# YOUR TASK:
Change "side cross-sectional view" to "lateral cross-sectional view" in the following lines and keep everything else the same.

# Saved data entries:
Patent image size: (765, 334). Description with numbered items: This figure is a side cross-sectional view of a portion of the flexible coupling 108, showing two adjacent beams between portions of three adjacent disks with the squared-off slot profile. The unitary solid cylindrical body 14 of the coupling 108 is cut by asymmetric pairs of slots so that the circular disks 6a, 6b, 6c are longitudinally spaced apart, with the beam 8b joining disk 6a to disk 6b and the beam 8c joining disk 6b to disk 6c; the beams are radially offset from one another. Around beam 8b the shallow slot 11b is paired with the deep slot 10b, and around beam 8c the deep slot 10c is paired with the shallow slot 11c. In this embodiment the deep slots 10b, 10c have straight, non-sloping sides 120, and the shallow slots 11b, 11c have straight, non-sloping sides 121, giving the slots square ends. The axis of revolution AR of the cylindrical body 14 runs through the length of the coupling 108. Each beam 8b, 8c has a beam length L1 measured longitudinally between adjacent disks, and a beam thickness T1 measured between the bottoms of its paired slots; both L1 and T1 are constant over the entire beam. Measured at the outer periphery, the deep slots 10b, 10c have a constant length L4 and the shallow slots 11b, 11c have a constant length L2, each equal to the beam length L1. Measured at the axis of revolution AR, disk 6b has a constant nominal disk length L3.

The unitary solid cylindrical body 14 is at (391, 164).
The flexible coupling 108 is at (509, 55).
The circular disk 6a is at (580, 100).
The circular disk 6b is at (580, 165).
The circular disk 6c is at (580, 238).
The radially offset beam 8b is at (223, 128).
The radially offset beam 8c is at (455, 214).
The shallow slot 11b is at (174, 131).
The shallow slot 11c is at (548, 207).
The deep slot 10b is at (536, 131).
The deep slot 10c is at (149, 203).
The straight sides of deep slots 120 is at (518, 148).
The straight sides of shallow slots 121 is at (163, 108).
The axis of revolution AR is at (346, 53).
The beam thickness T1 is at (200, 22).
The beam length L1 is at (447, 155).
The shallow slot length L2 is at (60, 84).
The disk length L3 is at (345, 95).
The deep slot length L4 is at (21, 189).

# EXERCISE OUTPUT:
Patent image size: (765, 334). Description with numbered items: This figure is a lateral cross-sectional view of a portion of the flexible coupling 108, showing two adjacent beams between portions of three adjacent disks with the squared-off slot profile. The unitary solid cylindrical body 14 of the coupling 108 is cut by asymmetric pairs of slots so that the circular disks 6a, 6b, 6c are longitudinally spaced apart, with the beam 8b joining disk 6a to disk 6b and the beam 8c joining disk 6b to disk 6c; the beams are radially offset from one another. Around beam 8b the shallow slot 11b is paired with the deep slot 10b, and around beam 8c the deep slot 10c is paired with the shallow slot 11c. In this embodiment the deep slots 10b, 10c have straight, non-sloping sides 120, and the shallow slots 11b, 11c have straight, non-sloping sides 121, giving the slots square ends. The axis of revolution AR of the cylindrical body 14 runs through the length of the coupling 108. Each beam 8b, 8c has a beam length L1 measured longitudinally between adjacent disks, and a beam thickness T1 measured between the bottoms of its paired slots; both L1 and T1 are constant over the entire beam. Measured at the outer periphery, the deep slots 10b, 10c have a constant length L4 and the shallow slots 11b, 11c have a constant length L2, each equal to the beam length L1. Measured at the axis of revolution AR, disk 6b has a constant nominal disk length L3.

The unitary solid cylindrical body 14 is at (391, 164).
The flexible coupling 108 is at (509, 55).
The circular disk 6a is at (580, 100).
The circular disk 6b is at (580, 165).
The circular disk 6c is at (580, 238).
The radially offset beam 8b is at (223, 128).
The radially offset beam 8c is at (455, 214).
The shallow slot 11b is at (174, 131).
The shallow slot 11c is at (548, 207).
The deep slot 10b is at (536, 131).
The deep slot 10c is at (149, 203).
The straight sides of deep slots 120 is at (518, 148).
The straight sides of shallow slots 121 is at (163, 108).
The axis of revolution AR is at (346, 53).
The beam thickness T1 is at (200, 22).
The beam length L1 is at (447, 155).
The shallow slot length L2 is at (60, 84).
The disk length L3 is at (345, 95).
The deep slot length L4 is at (21, 189).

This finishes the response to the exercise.